TEXTE PRÉSENTÉ:

Terrasse de la Mére "Poulard"

 
         
 

"Votre auréole légendaire est inséparable désormais de la gloire du Mont Saint Michel. On sait pourquoi.


"A cane, il y avait pléthores d'invités, ce qui fut cause que manquèrent les provisions. Dans certaines hostellerie que nous connaissons, semblable mésaventure se produisit-elle ? Nous ne le supposons pas. Bien au contraire, vos hôtes témoignent à l'envi qu'ils pouvaient frapper à votre porte, humbres ou grands, sujets ou princes, à toute heure et en tout

nombre, avec la certitude de rencontrer bon accueil, bon gîte et bonne table. Je n'ai pas ouï dire que le miracle de Cane se soit jamais renouvelé dans votre hostellerie ... sans doute parce que jamais il n'y eut lieu d'y recourir.

 

"Quand le monde, demain, apprendra que Monsieur et Madame Poulard ont célébré leurs noces d'or, il y aura des exclamations joyeuses et, je m'assure, des prières, qui monteront du coeur aux lèvres de leurs anciens hôtes - dans les deux hémisphères - à l'honneur et en faveur des heureux jubilaires.


"Avec vous, nous rendons grâces à Dieu pour ces cinquante années de labeur probe, consciencieux, acharné ; pour les bénédictions célestes qui leur assurèrent bonheur et fécondité ! ... "

CONSIGNE:
Dans l'hommage aux époux Poulard, recopiez le passage qui commence à « nombre, avec la » et se termine à « des heureux jubilaires. », en substituant « continents » à « hémisphères ».

DONNÉES FOURNIES:

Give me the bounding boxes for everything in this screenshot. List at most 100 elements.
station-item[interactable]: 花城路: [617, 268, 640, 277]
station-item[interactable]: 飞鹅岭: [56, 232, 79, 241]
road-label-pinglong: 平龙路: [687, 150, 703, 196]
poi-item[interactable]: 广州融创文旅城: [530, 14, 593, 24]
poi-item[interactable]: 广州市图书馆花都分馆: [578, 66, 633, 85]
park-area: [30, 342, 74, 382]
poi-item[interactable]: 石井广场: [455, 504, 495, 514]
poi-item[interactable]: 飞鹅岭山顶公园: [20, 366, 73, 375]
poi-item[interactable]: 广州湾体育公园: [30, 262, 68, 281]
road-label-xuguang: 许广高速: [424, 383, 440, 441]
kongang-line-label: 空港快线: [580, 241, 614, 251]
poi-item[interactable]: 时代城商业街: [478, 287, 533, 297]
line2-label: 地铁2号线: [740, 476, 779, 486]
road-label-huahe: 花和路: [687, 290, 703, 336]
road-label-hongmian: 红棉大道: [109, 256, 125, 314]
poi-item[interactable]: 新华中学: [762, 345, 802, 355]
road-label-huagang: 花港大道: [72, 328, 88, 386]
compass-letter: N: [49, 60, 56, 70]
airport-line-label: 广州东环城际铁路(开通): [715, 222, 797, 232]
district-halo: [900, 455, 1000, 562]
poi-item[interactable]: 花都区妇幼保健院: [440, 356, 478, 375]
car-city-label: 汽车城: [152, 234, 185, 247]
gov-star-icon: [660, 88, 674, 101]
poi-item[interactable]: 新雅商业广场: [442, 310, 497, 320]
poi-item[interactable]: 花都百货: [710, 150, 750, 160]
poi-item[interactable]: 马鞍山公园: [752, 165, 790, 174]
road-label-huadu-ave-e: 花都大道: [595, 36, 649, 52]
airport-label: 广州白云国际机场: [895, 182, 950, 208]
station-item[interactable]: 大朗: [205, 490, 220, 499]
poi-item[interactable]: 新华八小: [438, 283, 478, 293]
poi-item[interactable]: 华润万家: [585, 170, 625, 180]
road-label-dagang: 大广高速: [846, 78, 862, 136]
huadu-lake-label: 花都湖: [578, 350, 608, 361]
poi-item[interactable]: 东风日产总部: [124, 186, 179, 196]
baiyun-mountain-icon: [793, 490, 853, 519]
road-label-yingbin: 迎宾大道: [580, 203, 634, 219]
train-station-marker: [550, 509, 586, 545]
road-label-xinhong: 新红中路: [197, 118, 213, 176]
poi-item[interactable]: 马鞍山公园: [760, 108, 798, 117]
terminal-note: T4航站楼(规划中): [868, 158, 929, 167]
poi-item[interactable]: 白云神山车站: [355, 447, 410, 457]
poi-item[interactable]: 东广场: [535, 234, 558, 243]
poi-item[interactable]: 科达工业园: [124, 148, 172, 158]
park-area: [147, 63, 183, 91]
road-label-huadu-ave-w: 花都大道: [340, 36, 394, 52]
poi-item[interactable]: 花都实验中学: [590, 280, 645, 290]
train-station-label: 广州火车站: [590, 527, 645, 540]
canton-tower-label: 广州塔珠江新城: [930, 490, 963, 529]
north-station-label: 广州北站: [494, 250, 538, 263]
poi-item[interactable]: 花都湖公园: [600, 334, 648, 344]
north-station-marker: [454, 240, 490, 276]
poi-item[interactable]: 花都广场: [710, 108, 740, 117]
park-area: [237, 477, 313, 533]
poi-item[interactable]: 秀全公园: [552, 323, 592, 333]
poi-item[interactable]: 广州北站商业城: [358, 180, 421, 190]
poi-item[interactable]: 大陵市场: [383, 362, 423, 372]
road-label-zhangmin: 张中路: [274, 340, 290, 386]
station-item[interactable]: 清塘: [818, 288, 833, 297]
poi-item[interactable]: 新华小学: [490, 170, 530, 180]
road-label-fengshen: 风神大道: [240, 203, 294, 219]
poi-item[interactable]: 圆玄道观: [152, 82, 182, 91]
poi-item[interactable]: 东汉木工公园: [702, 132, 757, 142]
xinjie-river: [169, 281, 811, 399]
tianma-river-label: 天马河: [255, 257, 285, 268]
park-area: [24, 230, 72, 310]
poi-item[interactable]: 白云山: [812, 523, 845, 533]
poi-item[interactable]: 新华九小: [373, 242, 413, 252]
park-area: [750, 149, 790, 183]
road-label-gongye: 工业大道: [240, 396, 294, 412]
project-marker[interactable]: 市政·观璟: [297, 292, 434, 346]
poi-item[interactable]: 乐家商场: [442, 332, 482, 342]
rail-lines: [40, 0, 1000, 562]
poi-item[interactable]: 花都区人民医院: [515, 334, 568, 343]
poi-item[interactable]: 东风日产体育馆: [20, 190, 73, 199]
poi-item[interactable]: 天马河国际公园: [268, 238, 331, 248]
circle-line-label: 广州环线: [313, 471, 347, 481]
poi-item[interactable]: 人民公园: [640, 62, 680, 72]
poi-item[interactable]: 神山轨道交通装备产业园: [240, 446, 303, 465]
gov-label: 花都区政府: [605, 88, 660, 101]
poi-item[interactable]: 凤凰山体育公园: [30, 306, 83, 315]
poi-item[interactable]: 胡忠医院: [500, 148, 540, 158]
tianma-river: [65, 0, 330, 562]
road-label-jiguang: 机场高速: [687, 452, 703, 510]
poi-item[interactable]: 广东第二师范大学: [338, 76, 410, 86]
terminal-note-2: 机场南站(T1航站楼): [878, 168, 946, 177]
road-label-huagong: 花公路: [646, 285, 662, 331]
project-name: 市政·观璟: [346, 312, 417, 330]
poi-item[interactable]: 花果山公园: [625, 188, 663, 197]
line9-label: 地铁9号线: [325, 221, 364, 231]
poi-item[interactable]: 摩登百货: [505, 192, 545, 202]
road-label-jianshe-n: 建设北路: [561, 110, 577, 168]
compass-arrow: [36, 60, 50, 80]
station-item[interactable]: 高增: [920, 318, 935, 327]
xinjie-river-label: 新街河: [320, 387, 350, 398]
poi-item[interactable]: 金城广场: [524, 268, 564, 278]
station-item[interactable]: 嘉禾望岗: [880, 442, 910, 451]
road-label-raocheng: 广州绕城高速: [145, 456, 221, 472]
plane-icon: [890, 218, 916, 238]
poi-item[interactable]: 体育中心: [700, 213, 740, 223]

SOLUTION PROPOSÉE:
nombre, avec la certitude de rencontrer bon accueil, bon gîte et bonne table. Je n'ai pas ouï dire que le miracle de Cane se soit jamais renouvelé dans votre hostellerie ... sans doute parce que jamais il n'y eut lieu d'y recourir.

 

"Quand le monde, demain, apprendra que Monsieur et Madame Poulard ont célébré leurs noces d'or, il y aura des exclamations joyeuses et, je m'assure, des prières, qui monteront du coeur aux lèvres de leurs anciens hôtes - dans les deux continents - à l'honneur et en faveur des heureux jubilaires.